-- start of DATASET EXCERPTS --

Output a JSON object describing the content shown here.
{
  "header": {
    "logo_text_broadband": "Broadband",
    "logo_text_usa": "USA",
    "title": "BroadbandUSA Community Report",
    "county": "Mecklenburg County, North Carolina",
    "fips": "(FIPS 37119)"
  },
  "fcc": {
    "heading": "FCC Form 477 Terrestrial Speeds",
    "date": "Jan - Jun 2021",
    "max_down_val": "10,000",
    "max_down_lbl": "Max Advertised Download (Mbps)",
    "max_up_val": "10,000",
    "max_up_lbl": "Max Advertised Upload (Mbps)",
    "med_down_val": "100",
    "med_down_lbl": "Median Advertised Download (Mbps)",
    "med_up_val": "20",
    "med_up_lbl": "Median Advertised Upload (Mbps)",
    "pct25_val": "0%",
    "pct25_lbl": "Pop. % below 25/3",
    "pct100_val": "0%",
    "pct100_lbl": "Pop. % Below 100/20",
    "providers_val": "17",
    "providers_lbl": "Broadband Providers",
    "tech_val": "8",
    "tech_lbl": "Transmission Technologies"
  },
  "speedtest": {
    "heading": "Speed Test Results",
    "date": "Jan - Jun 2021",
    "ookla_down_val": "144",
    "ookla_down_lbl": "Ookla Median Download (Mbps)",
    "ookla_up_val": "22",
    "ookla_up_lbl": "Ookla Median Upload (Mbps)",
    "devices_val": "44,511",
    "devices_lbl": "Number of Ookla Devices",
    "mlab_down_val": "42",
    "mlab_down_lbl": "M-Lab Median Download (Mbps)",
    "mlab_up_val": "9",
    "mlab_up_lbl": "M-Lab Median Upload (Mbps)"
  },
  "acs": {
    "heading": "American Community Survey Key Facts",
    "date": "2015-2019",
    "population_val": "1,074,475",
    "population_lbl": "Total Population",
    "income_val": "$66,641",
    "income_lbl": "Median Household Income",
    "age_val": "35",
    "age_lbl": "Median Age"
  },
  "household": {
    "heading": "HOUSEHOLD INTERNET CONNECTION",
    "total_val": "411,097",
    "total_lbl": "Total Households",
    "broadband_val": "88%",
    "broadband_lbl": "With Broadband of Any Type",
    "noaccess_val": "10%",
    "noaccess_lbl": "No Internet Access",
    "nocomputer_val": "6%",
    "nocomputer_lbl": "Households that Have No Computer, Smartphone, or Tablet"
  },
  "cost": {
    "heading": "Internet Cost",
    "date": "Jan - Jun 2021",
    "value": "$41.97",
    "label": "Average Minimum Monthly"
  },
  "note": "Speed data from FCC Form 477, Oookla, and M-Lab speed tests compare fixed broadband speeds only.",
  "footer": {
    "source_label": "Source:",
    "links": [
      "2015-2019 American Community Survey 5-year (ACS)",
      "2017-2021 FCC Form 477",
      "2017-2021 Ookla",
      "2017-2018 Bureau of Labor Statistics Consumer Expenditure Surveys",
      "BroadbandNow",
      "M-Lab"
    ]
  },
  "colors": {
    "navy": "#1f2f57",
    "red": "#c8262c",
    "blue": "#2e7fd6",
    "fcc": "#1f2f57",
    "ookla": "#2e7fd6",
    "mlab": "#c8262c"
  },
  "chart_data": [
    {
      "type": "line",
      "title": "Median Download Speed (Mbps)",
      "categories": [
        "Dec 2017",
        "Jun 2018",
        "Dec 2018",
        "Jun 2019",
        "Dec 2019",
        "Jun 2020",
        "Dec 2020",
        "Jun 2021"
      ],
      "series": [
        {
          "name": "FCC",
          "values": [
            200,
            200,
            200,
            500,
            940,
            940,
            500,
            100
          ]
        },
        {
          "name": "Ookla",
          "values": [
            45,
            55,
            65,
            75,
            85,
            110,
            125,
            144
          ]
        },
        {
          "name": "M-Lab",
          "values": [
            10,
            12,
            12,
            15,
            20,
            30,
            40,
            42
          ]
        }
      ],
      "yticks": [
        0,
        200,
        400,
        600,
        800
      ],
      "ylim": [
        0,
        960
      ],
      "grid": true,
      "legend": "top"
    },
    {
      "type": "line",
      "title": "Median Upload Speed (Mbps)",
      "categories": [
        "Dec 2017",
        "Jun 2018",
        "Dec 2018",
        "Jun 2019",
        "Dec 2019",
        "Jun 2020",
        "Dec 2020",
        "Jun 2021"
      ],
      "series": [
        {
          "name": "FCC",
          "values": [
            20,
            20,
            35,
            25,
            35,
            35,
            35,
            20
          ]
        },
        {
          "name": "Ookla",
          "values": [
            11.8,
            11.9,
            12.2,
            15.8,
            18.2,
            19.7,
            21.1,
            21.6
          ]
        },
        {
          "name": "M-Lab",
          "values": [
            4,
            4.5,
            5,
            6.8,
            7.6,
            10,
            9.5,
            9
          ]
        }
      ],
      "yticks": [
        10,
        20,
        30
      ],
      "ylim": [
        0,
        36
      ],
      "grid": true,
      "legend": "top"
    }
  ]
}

-- end of DATASET EXCERPTS --

GIVEN REQUEST: In the records shown above, how many lines include the word "Upload"? Answer with the number only.

SOLUTION: 5